**PROBLEM:**
Copy out the data exactly as it appears, without a single image.

[Source records]

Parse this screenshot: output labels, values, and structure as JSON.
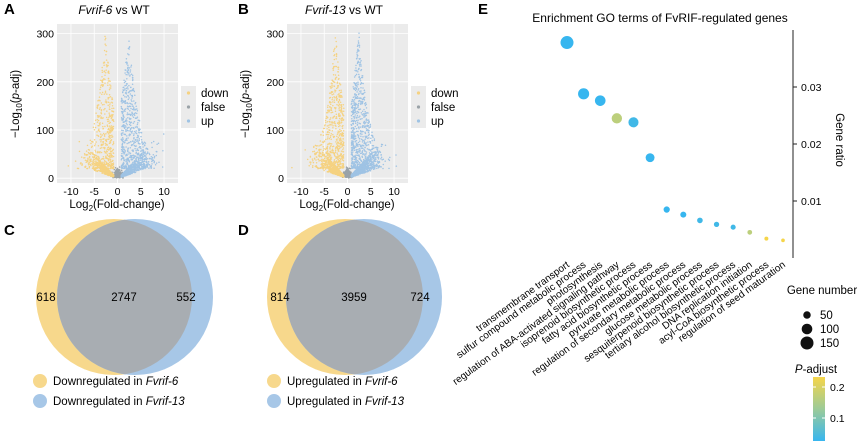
{
  "panels": {
    "A": "A",
    "B": "B",
    "C": "C",
    "D": "D",
    "E": "E"
  },
  "colors": {
    "down": "#F5D281",
    "false": "#9aa3a8",
    "up": "#9FC3E4",
    "overlap": "#A8ADB2",
    "venn_yellow": "#F7D88C",
    "venn_blue": "#A7C7E7"
  },
  "chart_data": [
    {
      "type": "scatter",
      "id": "A",
      "title_italic": "Fvrif-6",
      "title_rest": " vs WT",
      "xlabel": "Log2(Fold-change)",
      "ylabel": "−Log10(p-adj)",
      "xlim": [
        -13,
        13
      ],
      "ylim": [
        -10,
        320
      ],
      "xticks": [
        "-10",
        "-5",
        "0",
        "5",
        "10"
      ],
      "yticks": [
        "0",
        "100",
        "200",
        "300"
      ],
      "legend": [
        "down",
        "false",
        "up"
      ],
      "legend_position": "right",
      "grid": true
    },
    {
      "type": "scatter",
      "id": "B",
      "title_italic": "Fvrif-13",
      "title_rest": " vs WT",
      "xlabel": "Log2(Fold-change)",
      "ylabel": "−Log10(p-adj)",
      "xlim": [
        -13,
        13
      ],
      "ylim": [
        -10,
        320
      ],
      "xticks": [
        "-10",
        "-5",
        "0",
        "5",
        "10"
      ],
      "yticks": [
        "0",
        "100",
        "200",
        "300"
      ],
      "legend": [
        "down",
        "false",
        "up"
      ],
      "legend_position": "right",
      "grid": true
    },
    {
      "type": "venn",
      "id": "C",
      "left_only": "618",
      "overlap": "2747",
      "right_only": "552",
      "legend": [
        {
          "text": "Downregulated in ",
          "italic": "Fvrif-6"
        },
        {
          "text": "Downregulated in ",
          "italic": "Fvrif-13"
        }
      ]
    },
    {
      "type": "venn",
      "id": "D",
      "left_only": "814",
      "overlap": "3959",
      "right_only": "724",
      "legend": [
        {
          "text": "Upregulated in ",
          "italic": "Fvrif-6"
        },
        {
          "text": "Upregulated in ",
          "italic": "Fvrif-13"
        }
      ]
    },
    {
      "type": "scatter",
      "id": "E",
      "title": "Enrichment GO terms of FvRIF-regulated genes",
      "ylabel": "Gene ratio",
      "ylim": [
        0,
        0.04
      ],
      "yticks": [
        0.01,
        0.02,
        0.03
      ],
      "terms": [
        {
          "term": "transmembrane transport",
          "gene_ratio": 0.0378,
          "gene_number": 150,
          "p_adjust": 0.05
        },
        {
          "term": "sulfur compound metabolic process",
          "gene_ratio": 0.0288,
          "gene_number": 110,
          "p_adjust": 0.05
        },
        {
          "term": "photosynthesis",
          "gene_ratio": 0.0276,
          "gene_number": 100,
          "p_adjust": 0.05
        },
        {
          "term": "regulation of ABA-activated signaling pathway",
          "gene_ratio": 0.0245,
          "gene_number": 95,
          "p_adjust": 0.2
        },
        {
          "term": "isoprenoid biosynthetic process",
          "gene_ratio": 0.0238,
          "gene_number": 90,
          "p_adjust": 0.06
        },
        {
          "term": "fatty acid biosynthetic process",
          "gene_ratio": 0.0176,
          "gene_number": 70,
          "p_adjust": 0.05
        },
        {
          "term": "pyruvate metabolic process",
          "gene_ratio": 0.0085,
          "gene_number": 35,
          "p_adjust": 0.05
        },
        {
          "term": "regulation of secondary metabolic process",
          "gene_ratio": 0.0076,
          "gene_number": 32,
          "p_adjust": 0.05
        },
        {
          "term": "glucose metabolic process",
          "gene_ratio": 0.0066,
          "gene_number": 28,
          "p_adjust": 0.06
        },
        {
          "term": "sesquiterpenoid biosynthetic process",
          "gene_ratio": 0.0059,
          "gene_number": 25,
          "p_adjust": 0.06
        },
        {
          "term": "tertiary alcohol biosynthetic process",
          "gene_ratio": 0.0054,
          "gene_number": 23,
          "p_adjust": 0.06
        },
        {
          "term": "DNA replication initiation",
          "gene_ratio": 0.0045,
          "gene_number": 20,
          "p_adjust": 0.2
        },
        {
          "term": "acyl-CoA biosynthetic process",
          "gene_ratio": 0.0034,
          "gene_number": 14,
          "p_adjust": 0.27
        },
        {
          "term": "regulation of seed maturation",
          "gene_ratio": 0.0031,
          "gene_number": 12,
          "p_adjust": 0.27
        }
      ],
      "size_legend_title": "Gene number",
      "size_legend": [
        50,
        100,
        150
      ],
      "color_legend_title_italic": "P",
      "color_legend_title_rest": "-adjust",
      "color_legend_ticks": [
        "0.2",
        "0.1"
      ]
    }
  ]
}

**SOLUTION TO THE PROBLEM:**
Parse this screenshot: output labels, values, and structure as JSON.
{
  "panels": {
    "A": "A",
    "B": "B",
    "C": "C",
    "D": "D",
    "E": "E"
  },
  "colors": {
    "down": "#F5D281",
    "false": "#9aa3a8",
    "up": "#9FC3E4",
    "overlap": "#A8ADB2",
    "venn_yellow": "#F7D88C",
    "venn_blue": "#A7C7E7"
  },
  "chart_data": [
    {
      "type": "scatter",
      "id": "A",
      "title_italic": "Fvrif-6",
      "title_rest": " vs WT",
      "xlabel": "Log2(Fold-change)",
      "ylabel": "−Log10(p-adj)",
      "xlim": [
        -13,
        13
      ],
      "ylim": [
        -10,
        320
      ],
      "xticks": [
        "-10",
        "-5",
        "0",
        "5",
        "10"
      ],
      "yticks": [
        "0",
        "100",
        "200",
        "300"
      ],
      "legend": [
        "down",
        "false",
        "up"
      ],
      "legend_position": "right",
      "grid": true
    },
    {
      "type": "scatter",
      "id": "B",
      "title_italic": "Fvrif-13",
      "title_rest": " vs WT",
      "xlabel": "Log2(Fold-change)",
      "ylabel": "−Log10(p-adj)",
      "xlim": [
        -13,
        13
      ],
      "ylim": [
        -10,
        320
      ],
      "xticks": [
        "-10",
        "-5",
        "0",
        "5",
        "10"
      ],
      "yticks": [
        "0",
        "100",
        "200",
        "300"
      ],
      "legend": [
        "down",
        "false",
        "up"
      ],
      "legend_position": "right",
      "grid": true
    },
    {
      "type": "venn",
      "id": "C",
      "left_only": "618",
      "overlap": "2747",
      "right_only": "552",
      "legend": [
        {
          "text": "Downregulated in ",
          "italic": "Fvrif-6"
        },
        {
          "text": "Downregulated in ",
          "italic": "Fvrif-13"
        }
      ]
    },
    {
      "type": "venn",
      "id": "D",
      "left_only": "814",
      "overlap": "3959",
      "right_only": "724",
      "legend": [
        {
          "text": "Upregulated in ",
          "italic": "Fvrif-6"
        },
        {
          "text": "Upregulated in ",
          "italic": "Fvrif-13"
        }
      ]
    },
    {
      "type": "scatter",
      "id": "E",
      "title": "Enrichment GO terms of FvRIF-regulated genes",
      "ylabel": "Gene ratio",
      "ylim": [
        0,
        0.04
      ],
      "yticks": [
        0.01,
        0.02,
        0.03
      ],
      "terms": [
        {
          "term": "transmembrane transport",
          "gene_ratio": 0.0378,
          "gene_number": 150,
          "p_adjust": 0.05
        },
        {
          "term": "sulfur compound metabolic process",
          "gene_ratio": 0.0288,
          "gene_number": 110,
          "p_adjust": 0.05
        },
        {
          "term": "photosynthesis",
          "gene_ratio": 0.0276,
          "gene_number": 100,
          "p_adjust": 0.05
        },
        {
          "term": "regulation of ABA-activated signaling pathway",
          "gene_ratio": 0.0245,
          "gene_number": 95,
          "p_adjust": 0.2
        },
        {
          "term": "isoprenoid biosynthetic process",
          "gene_ratio": 0.0238,
          "gene_number": 90,
          "p_adjust": 0.06
        },
        {
          "term": "fatty acid biosynthetic process",
          "gene_ratio": 0.0176,
          "gene_number": 70,
          "p_adjust": 0.05
        },
        {
          "term": "pyruvate metabolic process",
          "gene_ratio": 0.0085,
          "gene_number": 35,
          "p_adjust": 0.05
        },
        {
          "term": "regulation of secondary metabolic process",
          "gene_ratio": 0.0076,
          "gene_number": 32,
          "p_adjust": 0.05
        },
        {
          "term": "glucose metabolic process",
          "gene_ratio": 0.0066,
          "gene_number": 28,
          "p_adjust": 0.06
        },
        {
          "term": "sesquiterpenoid biosynthetic process",
          "gene_ratio": 0.0059,
          "gene_number": 25,
          "p_adjust": 0.06
        },
        {
          "term": "tertiary alcohol biosynthetic process",
          "gene_ratio": 0.0054,
          "gene_number": 23,
          "p_adjust": 0.06
        },
        {
          "term": "DNA replication initiation",
          "gene_ratio": 0.0045,
          "gene_number": 20,
          "p_adjust": 0.2
        },
        {
          "term": "acyl-CoA biosynthetic process",
          "gene_ratio": 0.0034,
          "gene_number": 14,
          "p_adjust": 0.27
        },
        {
          "term": "regulation of seed maturation",
          "gene_ratio": 0.0031,
          "gene_number": 12,
          "p_adjust": 0.27
        }
      ],
      "size_legend_title": "Gene number",
      "size_legend": [
        50,
        100,
        150
      ],
      "color_legend_title_italic": "P",
      "color_legend_title_rest": "-adjust",
      "color_legend_ticks": [
        "0.2",
        "0.1"
      ]
    }
  ]
}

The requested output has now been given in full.